REQUIREMENTS:
Repeat each of the items below word for word, in the same order and with nothing changed.
::: MATERIAL SHOWN :::
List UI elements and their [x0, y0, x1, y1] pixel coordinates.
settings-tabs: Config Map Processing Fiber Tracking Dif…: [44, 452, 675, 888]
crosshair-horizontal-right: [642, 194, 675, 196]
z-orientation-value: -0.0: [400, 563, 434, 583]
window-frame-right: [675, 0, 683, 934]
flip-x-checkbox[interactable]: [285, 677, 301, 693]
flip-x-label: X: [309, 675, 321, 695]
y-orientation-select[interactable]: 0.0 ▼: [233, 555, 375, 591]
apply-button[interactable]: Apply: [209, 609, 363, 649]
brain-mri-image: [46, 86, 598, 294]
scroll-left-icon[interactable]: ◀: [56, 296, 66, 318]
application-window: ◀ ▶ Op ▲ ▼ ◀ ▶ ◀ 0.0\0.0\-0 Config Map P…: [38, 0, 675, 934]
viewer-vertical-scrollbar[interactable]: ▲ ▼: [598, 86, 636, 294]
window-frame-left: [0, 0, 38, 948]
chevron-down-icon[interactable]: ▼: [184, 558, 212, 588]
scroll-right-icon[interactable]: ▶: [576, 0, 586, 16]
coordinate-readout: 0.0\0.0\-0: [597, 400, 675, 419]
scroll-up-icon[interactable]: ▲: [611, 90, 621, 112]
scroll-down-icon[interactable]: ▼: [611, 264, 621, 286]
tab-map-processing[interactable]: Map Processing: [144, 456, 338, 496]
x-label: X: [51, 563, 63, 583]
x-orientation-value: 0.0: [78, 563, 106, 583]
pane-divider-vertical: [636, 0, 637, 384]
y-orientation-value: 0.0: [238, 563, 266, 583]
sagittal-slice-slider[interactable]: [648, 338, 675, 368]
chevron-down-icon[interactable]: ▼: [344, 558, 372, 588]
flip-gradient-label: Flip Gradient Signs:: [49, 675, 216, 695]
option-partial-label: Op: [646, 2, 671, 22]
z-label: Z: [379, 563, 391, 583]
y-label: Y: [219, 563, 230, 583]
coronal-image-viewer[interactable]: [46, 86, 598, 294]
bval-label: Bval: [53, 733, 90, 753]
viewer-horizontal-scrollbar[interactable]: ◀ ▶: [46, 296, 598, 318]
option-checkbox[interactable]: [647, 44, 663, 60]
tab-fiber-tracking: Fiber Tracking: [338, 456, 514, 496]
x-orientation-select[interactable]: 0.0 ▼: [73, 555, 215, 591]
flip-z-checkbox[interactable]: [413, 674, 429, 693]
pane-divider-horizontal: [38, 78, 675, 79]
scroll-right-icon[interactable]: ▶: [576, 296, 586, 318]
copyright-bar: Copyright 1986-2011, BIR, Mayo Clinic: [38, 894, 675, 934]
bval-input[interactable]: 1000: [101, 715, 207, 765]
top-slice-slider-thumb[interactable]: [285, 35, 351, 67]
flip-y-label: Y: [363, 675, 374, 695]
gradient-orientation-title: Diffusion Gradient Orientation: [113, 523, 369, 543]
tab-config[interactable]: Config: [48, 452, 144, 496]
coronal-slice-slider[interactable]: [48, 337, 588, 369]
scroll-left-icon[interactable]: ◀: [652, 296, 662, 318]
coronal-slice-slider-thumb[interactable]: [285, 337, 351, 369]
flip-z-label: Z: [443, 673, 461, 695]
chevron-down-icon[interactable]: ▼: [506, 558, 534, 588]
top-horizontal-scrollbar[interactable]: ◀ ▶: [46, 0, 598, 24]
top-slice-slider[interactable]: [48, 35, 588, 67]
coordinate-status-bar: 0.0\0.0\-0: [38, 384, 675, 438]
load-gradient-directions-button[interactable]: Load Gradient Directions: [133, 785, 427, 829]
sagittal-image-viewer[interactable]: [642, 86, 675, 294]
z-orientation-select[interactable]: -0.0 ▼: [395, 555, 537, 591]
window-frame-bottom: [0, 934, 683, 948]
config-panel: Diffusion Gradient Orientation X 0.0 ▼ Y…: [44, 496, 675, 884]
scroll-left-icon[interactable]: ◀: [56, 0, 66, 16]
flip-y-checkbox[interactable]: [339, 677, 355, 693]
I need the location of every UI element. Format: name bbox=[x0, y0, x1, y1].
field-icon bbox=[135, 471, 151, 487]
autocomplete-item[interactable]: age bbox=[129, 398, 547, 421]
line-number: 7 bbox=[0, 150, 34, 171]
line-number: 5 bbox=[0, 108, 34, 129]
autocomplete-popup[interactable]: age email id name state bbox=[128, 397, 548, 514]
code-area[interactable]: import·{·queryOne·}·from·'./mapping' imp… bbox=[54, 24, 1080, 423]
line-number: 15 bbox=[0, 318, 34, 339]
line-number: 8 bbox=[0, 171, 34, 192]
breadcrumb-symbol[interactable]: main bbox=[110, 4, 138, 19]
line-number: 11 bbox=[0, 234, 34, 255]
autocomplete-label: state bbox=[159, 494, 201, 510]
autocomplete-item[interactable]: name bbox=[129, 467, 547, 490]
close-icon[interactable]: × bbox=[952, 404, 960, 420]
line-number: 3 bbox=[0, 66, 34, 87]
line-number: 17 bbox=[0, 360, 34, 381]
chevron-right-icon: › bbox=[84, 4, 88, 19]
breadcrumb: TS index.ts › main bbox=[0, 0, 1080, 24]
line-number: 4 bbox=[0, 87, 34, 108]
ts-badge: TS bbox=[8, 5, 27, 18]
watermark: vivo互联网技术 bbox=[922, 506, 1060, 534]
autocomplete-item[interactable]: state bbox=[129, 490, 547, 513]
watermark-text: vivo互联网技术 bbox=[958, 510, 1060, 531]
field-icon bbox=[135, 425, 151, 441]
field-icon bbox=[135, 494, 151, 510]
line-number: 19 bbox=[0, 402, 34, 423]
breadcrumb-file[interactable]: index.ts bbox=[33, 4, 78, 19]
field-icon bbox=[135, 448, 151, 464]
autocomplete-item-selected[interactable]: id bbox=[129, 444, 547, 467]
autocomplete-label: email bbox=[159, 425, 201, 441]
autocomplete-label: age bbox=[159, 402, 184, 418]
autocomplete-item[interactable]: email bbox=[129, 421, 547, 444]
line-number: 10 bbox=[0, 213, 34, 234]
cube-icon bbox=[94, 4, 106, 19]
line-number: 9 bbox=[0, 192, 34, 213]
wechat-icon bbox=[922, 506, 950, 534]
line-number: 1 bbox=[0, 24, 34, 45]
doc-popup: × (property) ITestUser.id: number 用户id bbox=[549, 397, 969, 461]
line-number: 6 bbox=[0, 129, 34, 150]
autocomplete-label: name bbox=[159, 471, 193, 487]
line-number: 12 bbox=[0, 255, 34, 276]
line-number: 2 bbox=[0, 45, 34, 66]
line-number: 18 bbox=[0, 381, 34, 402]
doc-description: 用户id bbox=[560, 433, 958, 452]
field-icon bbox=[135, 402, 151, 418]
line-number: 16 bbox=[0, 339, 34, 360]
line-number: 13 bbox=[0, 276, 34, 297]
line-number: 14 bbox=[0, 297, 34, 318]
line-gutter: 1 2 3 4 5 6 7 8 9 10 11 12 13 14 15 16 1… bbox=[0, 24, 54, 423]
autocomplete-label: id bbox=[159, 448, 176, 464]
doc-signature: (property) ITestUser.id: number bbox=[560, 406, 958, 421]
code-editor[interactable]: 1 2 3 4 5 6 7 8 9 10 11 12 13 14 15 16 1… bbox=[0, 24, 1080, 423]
:::
COMPLETED TASK:
List UI elements and their [x0, y0, x1, y1] pixel coordinates.
settings-tabs: Config Map Processing Fiber Tracking Dif…: [44, 452, 675, 888]
crosshair-horizontal-right: [642, 194, 675, 196]
z-orientation-value: -0.0: [400, 563, 434, 583]
window-frame-right: [675, 0, 683, 934]
flip-x-checkbox[interactable]: [285, 677, 301, 693]
flip-x-label: X: [309, 675, 321, 695]
y-orientation-select[interactable]: 0.0 ▼: [233, 555, 375, 591]
apply-button[interactable]: Apply: [209, 609, 363, 649]
brain-mri-image: [46, 86, 598, 294]
scroll-left-icon[interactable]: ◀: [56, 296, 66, 318]
application-window: ◀ ▶ Op ▲ ▼ ◀ ▶ ◀ 0.0\0.0\-0 Config Map P…: [38, 0, 675, 934]
viewer-vertical-scrollbar[interactable]: ▲ ▼: [598, 86, 636, 294]
window-frame-left: [0, 0, 38, 948]
chevron-down-icon[interactable]: ▼: [184, 558, 212, 588]
scroll-right-icon[interactable]: ▶: [576, 0, 586, 16]
coordinate-readout: 0.0\0.0\-0: [597, 400, 675, 419]
scroll-up-icon[interactable]: ▲: [611, 90, 621, 112]
scroll-down-icon[interactable]: ▼: [611, 264, 621, 286]
tab-map-processing[interactable]: Map Processing: [144, 456, 338, 496]
x-label: X: [51, 563, 63, 583]
x-orientation-value: 0.0: [78, 563, 106, 583]
pane-divider-vertical: [636, 0, 637, 384]
y-orientation-value: 0.0: [238, 563, 266, 583]
sagittal-slice-slider[interactable]: [648, 338, 675, 368]
chevron-down-icon[interactable]: ▼: [344, 558, 372, 588]
flip-gradient-label: Flip Gradient Signs:: [49, 675, 216, 695]
option-partial-label: Op: [646, 2, 671, 22]
z-label: Z: [379, 563, 391, 583]
y-label: Y: [219, 563, 230, 583]
coronal-image-viewer[interactable]: [46, 86, 598, 294]
bval-label: Bval: [53, 733, 90, 753]
viewer-horizontal-scrollbar[interactable]: ◀ ▶: [46, 296, 598, 318]
option-checkbox[interactable]: [647, 44, 663, 60]
tab-fiber-tracking: Fiber Tracking: [338, 456, 514, 496]
x-orientation-select[interactable]: 0.0 ▼: [73, 555, 215, 591]
flip-z-checkbox[interactable]: [413, 674, 429, 693]
pane-divider-horizontal: [38, 78, 675, 79]
scroll-right-icon[interactable]: ▶: [576, 296, 586, 318]
copyright-bar: Copyright 1986-2011, BIR, Mayo Clinic: [38, 894, 675, 934]
bval-input[interactable]: 1000: [101, 715, 207, 765]
top-slice-slider-thumb[interactable]: [285, 35, 351, 67]
flip-y-label: Y: [363, 675, 374, 695]
gradient-orientation-title: Diffusion Gradient Orientation: [113, 523, 369, 543]
tab-config[interactable]: Config: [48, 452, 144, 496]
coronal-slice-slider[interactable]: [48, 337, 588, 369]
scroll-left-icon[interactable]: ◀: [652, 296, 662, 318]
coronal-slice-slider-thumb[interactable]: [285, 337, 351, 369]
flip-z-label: Z: [443, 673, 461, 695]
chevron-down-icon[interactable]: ▼: [506, 558, 534, 588]
top-horizontal-scrollbar[interactable]: ◀ ▶: [46, 0, 598, 24]
top-slice-slider[interactable]: [48, 35, 588, 67]
coordinate-status-bar: 0.0\0.0\-0: [38, 384, 675, 438]
load-gradient-directions-button[interactable]: Load Gradient Directions: [133, 785, 427, 829]
sagittal-image-viewer[interactable]: [642, 86, 675, 294]
z-orientation-select[interactable]: -0.0 ▼: [395, 555, 537, 591]
window-frame-bottom: [0, 934, 683, 948]
config-panel: Diffusion Gradient Orientation X 0.0 ▼ Y…: [44, 496, 675, 884]
scroll-left-icon[interactable]: ◀: [56, 0, 66, 16]
flip-y-checkbox[interactable]: [339, 677, 355, 693]
I need the location of every UI element. Format: name bbox=[x0, y0, x1, y1].
field-icon bbox=[135, 471, 151, 487]
autocomplete-item[interactable]: age bbox=[129, 398, 547, 421]
line-number: 7 bbox=[0, 150, 34, 171]
line-number: 5 bbox=[0, 108, 34, 129]
autocomplete-popup[interactable]: age email id name state bbox=[128, 397, 548, 514]
code-area[interactable]: import·{·queryOne·}·from·'./mapping' imp… bbox=[54, 24, 1080, 423]
line-number: 15 bbox=[0, 318, 34, 339]
line-number: 8 bbox=[0, 171, 34, 192]
breadcrumb-symbol[interactable]: main bbox=[110, 4, 138, 19]
line-number: 11 bbox=[0, 234, 34, 255]
autocomplete-label: state bbox=[159, 494, 201, 510]
autocomplete-item[interactable]: name bbox=[129, 467, 547, 490]
close-icon[interactable]: × bbox=[952, 404, 960, 420]
line-number: 3 bbox=[0, 66, 34, 87]
line-number: 17 bbox=[0, 360, 34, 381]
chevron-right-icon: › bbox=[84, 4, 88, 19]
breadcrumb: TS index.ts › main bbox=[0, 0, 1080, 24]
line-number: 4 bbox=[0, 87, 34, 108]
ts-badge: TS bbox=[8, 5, 27, 18]
watermark: vivo互联网技术 bbox=[922, 506, 1060, 534]
autocomplete-item[interactable]: state bbox=[129, 490, 547, 513]
watermark-text: vivo互联网技术 bbox=[958, 510, 1060, 531]
field-icon bbox=[135, 425, 151, 441]
field-icon bbox=[135, 494, 151, 510]
line-number: 19 bbox=[0, 402, 34, 423]
breadcrumb-file[interactable]: index.ts bbox=[33, 4, 78, 19]
field-icon bbox=[135, 448, 151, 464]
autocomplete-item-selected[interactable]: id bbox=[129, 444, 547, 467]
autocomplete-label: email bbox=[159, 425, 201, 441]
autocomplete-label: age bbox=[159, 402, 184, 418]
autocomplete-item[interactable]: email bbox=[129, 421, 547, 444]
line-number: 10 bbox=[0, 213, 34, 234]
cube-icon bbox=[94, 4, 106, 19]
line-number: 9 bbox=[0, 192, 34, 213]
wechat-icon bbox=[922, 506, 950, 534]
line-number: 1 bbox=[0, 24, 34, 45]
doc-popup: × (property) ITestUser.id: number 用户id bbox=[549, 397, 969, 461]
line-number: 6 bbox=[0, 129, 34, 150]
autocomplete-label: name bbox=[159, 471, 193, 487]
line-number: 12 bbox=[0, 255, 34, 276]
line-number: 2 bbox=[0, 45, 34, 66]
line-number: 18 bbox=[0, 381, 34, 402]
doc-description: 用户id bbox=[560, 433, 958, 452]
field-icon bbox=[135, 402, 151, 418]
line-number: 16 bbox=[0, 339, 34, 360]
line-number: 13 bbox=[0, 276, 34, 297]
line-number: 14 bbox=[0, 297, 34, 318]
line-gutter: 1 2 3 4 5 6 7 8 9 10 11 12 13 14 15 16 1… bbox=[0, 24, 54, 423]
autocomplete-label: id bbox=[159, 448, 176, 464]
doc-signature: (property) ITestUser.id: number bbox=[560, 406, 958, 421]
code-editor[interactable]: 1 2 3 4 5 6 7 8 9 10 11 12 13 14 15 16 1… bbox=[0, 24, 1080, 423]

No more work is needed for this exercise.